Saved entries
* * * * * * *
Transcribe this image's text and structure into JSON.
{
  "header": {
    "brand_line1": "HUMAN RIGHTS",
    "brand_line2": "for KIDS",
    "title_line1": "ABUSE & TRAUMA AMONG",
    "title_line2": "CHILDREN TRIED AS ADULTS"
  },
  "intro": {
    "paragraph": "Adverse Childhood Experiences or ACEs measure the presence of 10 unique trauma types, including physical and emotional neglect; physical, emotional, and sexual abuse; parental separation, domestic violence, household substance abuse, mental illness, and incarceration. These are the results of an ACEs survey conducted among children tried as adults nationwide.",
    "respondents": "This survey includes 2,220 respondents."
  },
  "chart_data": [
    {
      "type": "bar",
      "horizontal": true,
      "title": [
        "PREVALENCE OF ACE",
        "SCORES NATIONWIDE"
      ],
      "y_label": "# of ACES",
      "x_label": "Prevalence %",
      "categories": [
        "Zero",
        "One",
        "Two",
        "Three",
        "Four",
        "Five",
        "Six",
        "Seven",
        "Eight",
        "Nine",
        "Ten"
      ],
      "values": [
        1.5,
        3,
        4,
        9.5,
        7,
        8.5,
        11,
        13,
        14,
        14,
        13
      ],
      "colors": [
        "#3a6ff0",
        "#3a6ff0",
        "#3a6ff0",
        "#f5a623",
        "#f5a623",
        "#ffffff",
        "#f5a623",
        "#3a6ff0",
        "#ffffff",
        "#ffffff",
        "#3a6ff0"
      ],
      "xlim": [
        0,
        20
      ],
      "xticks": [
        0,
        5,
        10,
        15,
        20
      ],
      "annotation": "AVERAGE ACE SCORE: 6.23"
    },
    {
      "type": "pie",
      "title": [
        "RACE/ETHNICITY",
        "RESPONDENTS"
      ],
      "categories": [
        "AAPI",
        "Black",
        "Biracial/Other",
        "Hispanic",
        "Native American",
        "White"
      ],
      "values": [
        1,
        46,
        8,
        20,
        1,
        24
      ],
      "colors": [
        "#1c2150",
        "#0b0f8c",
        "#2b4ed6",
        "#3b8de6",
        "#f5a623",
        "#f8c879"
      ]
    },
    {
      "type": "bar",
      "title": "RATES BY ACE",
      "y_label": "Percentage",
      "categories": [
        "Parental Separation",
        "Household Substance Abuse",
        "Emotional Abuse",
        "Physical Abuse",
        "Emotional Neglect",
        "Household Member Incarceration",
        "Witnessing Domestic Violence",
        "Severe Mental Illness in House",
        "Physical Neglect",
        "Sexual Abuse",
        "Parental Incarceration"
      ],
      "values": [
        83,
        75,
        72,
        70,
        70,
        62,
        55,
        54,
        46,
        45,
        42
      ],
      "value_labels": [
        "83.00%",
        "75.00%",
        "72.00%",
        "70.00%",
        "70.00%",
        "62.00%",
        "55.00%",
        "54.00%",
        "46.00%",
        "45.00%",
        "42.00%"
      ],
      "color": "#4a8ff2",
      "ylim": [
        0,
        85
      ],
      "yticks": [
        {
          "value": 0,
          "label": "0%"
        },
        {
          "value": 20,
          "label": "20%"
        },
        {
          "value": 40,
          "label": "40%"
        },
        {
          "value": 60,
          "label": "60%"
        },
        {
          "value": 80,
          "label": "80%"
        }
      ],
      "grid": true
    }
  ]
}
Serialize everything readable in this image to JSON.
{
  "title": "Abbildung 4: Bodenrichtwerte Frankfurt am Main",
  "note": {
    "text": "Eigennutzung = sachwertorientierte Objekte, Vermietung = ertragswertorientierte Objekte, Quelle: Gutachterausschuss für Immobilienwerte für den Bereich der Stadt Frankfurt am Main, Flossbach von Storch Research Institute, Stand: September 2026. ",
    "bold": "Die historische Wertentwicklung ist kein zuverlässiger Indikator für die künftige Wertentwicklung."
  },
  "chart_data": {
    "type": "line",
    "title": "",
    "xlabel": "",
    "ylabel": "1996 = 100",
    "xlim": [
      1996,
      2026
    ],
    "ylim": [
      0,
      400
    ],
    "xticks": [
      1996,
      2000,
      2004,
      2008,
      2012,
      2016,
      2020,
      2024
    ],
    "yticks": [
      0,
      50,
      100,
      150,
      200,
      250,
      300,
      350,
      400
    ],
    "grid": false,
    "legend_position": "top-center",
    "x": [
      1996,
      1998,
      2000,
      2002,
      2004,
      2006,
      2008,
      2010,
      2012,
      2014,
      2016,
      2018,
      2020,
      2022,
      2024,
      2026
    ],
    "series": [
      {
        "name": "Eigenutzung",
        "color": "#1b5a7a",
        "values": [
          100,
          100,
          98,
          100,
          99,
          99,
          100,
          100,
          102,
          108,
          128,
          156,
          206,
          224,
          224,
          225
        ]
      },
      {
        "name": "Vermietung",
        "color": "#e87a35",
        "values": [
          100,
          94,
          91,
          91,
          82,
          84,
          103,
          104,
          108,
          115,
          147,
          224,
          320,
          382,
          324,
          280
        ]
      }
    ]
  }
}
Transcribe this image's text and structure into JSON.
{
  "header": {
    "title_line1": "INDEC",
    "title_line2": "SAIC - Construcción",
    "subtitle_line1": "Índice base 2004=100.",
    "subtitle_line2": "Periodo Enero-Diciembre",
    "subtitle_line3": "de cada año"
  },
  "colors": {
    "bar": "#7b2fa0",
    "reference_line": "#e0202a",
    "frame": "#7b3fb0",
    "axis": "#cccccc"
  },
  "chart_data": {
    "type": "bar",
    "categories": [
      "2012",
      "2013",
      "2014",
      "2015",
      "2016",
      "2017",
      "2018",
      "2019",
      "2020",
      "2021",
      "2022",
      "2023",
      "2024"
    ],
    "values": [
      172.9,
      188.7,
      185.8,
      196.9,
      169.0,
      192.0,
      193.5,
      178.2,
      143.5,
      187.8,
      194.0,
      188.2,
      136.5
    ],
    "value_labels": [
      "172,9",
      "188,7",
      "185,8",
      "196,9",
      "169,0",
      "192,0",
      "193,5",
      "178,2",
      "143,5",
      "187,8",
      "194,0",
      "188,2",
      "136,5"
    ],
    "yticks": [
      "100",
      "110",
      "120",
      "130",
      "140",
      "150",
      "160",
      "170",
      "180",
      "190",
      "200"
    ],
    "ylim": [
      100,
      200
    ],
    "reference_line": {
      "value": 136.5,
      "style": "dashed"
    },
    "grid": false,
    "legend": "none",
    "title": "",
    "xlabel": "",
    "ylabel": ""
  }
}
* * * * * * *
## EXERCISE DIRECTIONS
Copy out all of the lines above exactly.

## COMPLETE ANSWER
Transcribe this image's text and structure into JSON.
{
  "header": {
    "brand_line1": "HUMAN RIGHTS",
    "brand_line2": "for KIDS",
    "title_line1": "ABUSE & TRAUMA AMONG",
    "title_line2": "CHILDREN TRIED AS ADULTS"
  },
  "intro": {
    "paragraph": "Adverse Childhood Experiences or ACEs measure the presence of 10 unique trauma types, including physical and emotional neglect; physical, emotional, and sexual abuse; parental separation, domestic violence, household substance abuse, mental illness, and incarceration. These are the results of an ACEs survey conducted among children tried as adults nationwide.",
    "respondents": "This survey includes 2,220 respondents."
  },
  "chart_data": [
    {
      "type": "bar",
      "horizontal": true,
      "title": [
        "PREVALENCE OF ACE",
        "SCORES NATIONWIDE"
      ],
      "y_label": "# of ACES",
      "x_label": "Prevalence %",
      "categories": [
        "Zero",
        "One",
        "Two",
        "Three",
        "Four",
        "Five",
        "Six",
        "Seven",
        "Eight",
        "Nine",
        "Ten"
      ],
      "values": [
        1.5,
        3,
        4,
        9.5,
        7,
        8.5,
        11,
        13,
        14,
        14,
        13
      ],
      "colors": [
        "#3a6ff0",
        "#3a6ff0",
        "#3a6ff0",
        "#f5a623",
        "#f5a623",
        "#ffffff",
        "#f5a623",
        "#3a6ff0",
        "#ffffff",
        "#ffffff",
        "#3a6ff0"
      ],
      "xlim": [
        0,
        20
      ],
      "xticks": [
        0,
        5,
        10,
        15,
        20
      ],
      "annotation": "AVERAGE ACE SCORE: 6.23"
    },
    {
      "type": "pie",
      "title": [
        "RACE/ETHNICITY",
        "RESPONDENTS"
      ],
      "categories": [
        "AAPI",
        "Black",
        "Biracial/Other",
        "Hispanic",
        "Native American",
        "White"
      ],
      "values": [
        1,
        46,
        8,
        20,
        1,
        24
      ],
      "colors": [
        "#1c2150",
        "#0b0f8c",
        "#2b4ed6",
        "#3b8de6",
        "#f5a623",
        "#f8c879"
      ]
    },
    {
      "type": "bar",
      "title": "RATES BY ACE",
      "y_label": "Percentage",
      "categories": [
        "Parental Separation",
        "Household Substance Abuse",
        "Emotional Abuse",
        "Physical Abuse",
        "Emotional Neglect",
        "Household Member Incarceration",
        "Witnessing Domestic Violence",
        "Severe Mental Illness in House",
        "Physical Neglect",
        "Sexual Abuse",
        "Parental Incarceration"
      ],
      "values": [
        83,
        75,
        72,
        70,
        70,
        62,
        55,
        54,
        46,
        45,
        42
      ],
      "value_labels": [
        "83.00%",
        "75.00%",
        "72.00%",
        "70.00%",
        "70.00%",
        "62.00%",
        "55.00%",
        "54.00%",
        "46.00%",
        "45.00%",
        "42.00%"
      ],
      "color": "#4a8ff2",
      "ylim": [
        0,
        85
      ],
      "yticks": [
        {
          "value": 0,
          "label": "0%"
        },
        {
          "value": 20,
          "label": "20%"
        },
        {
          "value": 40,
          "label": "40%"
        },
        {
          "value": 60,
          "label": "60%"
        },
        {
          "value": 80,
          "label": "80%"
        }
      ],
      "grid": true
    }
  ]
}
Serialize everything readable in this image to JSON.
{
  "title": "Abbildung 4: Bodenrichtwerte Frankfurt am Main",
  "note": {
    "text": "Eigennutzung = sachwertorientierte Objekte, Vermietung = ertragswertorientierte Objekte, Quelle: Gutachterausschuss für Immobilienwerte für den Bereich der Stadt Frankfurt am Main, Flossbach von Storch Research Institute, Stand: September 2026. ",
    "bold": "Die historische Wertentwicklung ist kein zuverlässiger Indikator für die künftige Wertentwicklung."
  },
  "chart_data": {
    "type": "line",
    "title": "",
    "xlabel": "",
    "ylabel": "1996 = 100",
    "xlim": [
      1996,
      2026
    ],
    "ylim": [
      0,
      400
    ],
    "xticks": [
      1996,
      2000,
      2004,
      2008,
      2012,
      2016,
      2020,
      2024
    ],
    "yticks": [
      0,
      50,
      100,
      150,
      200,
      250,
      300,
      350,
      400
    ],
    "grid": false,
    "legend_position": "top-center",
    "x": [
      1996,
      1998,
      2000,
      2002,
      2004,
      2006,
      2008,
      2010,
      2012,
      2014,
      2016,
      2018,
      2020,
      2022,
      2024,
      2026
    ],
    "series": [
      {
        "name": "Eigenutzung",
        "color": "#1b5a7a",
        "values": [
          100,
          100,
          98,
          100,
          99,
          99,
          100,
          100,
          102,
          108,
          128,
          156,
          206,
          224,
          224,
          225
        ]
      },
      {
        "name": "Vermietung",
        "color": "#e87a35",
        "values": [
          100,
          94,
          91,
          91,
          82,
          84,
          103,
          104,
          108,
          115,
          147,
          224,
          320,
          382,
          324,
          280
        ]
      }
    ]
  }
}
Transcribe this image's text and structure into JSON.
{
  "header": {
    "title_line1": "INDEC",
    "title_line2": "SAIC - Construcción",
    "subtitle_line1": "Índice base 2004=100.",
    "subtitle_line2": "Periodo Enero-Diciembre",
    "subtitle_line3": "de cada año"
  },
  "colors": {
    "bar": "#7b2fa0",
    "reference_line": "#e0202a",
    "frame": "#7b3fb0",
    "axis": "#cccccc"
  },
  "chart_data": {
    "type": "bar",
    "categories": [
      "2012",
      "2013",
      "2014",
      "2015",
      "2016",
      "2017",
      "2018",
      "2019",
      "2020",
      "2021",
      "2022",
      "2023",
      "2024"
    ],
    "values": [
      172.9,
      188.7,
      185.8,
      196.9,
      169.0,
      192.0,
      193.5,
      178.2,
      143.5,
      187.8,
      194.0,
      188.2,
      136.5
    ],
    "value_labels": [
      "172,9",
      "188,7",
      "185,8",
      "196,9",
      "169,0",
      "192,0",
      "193,5",
      "178,2",
      "143,5",
      "187,8",
      "194,0",
      "188,2",
      "136,5"
    ],
    "yticks": [
      "100",
      "110",
      "120",
      "130",
      "140",
      "150",
      "160",
      "170",
      "180",
      "190",
      "200"
    ],
    "ylim": [
      100,
      200
    ],
    "reference_line": {
      "value": 136.5,
      "style": "dashed"
    },
    "grid": false,
    "legend": "none",
    "title": "",
    "xlabel": "",
    "ylabel": ""
  }
}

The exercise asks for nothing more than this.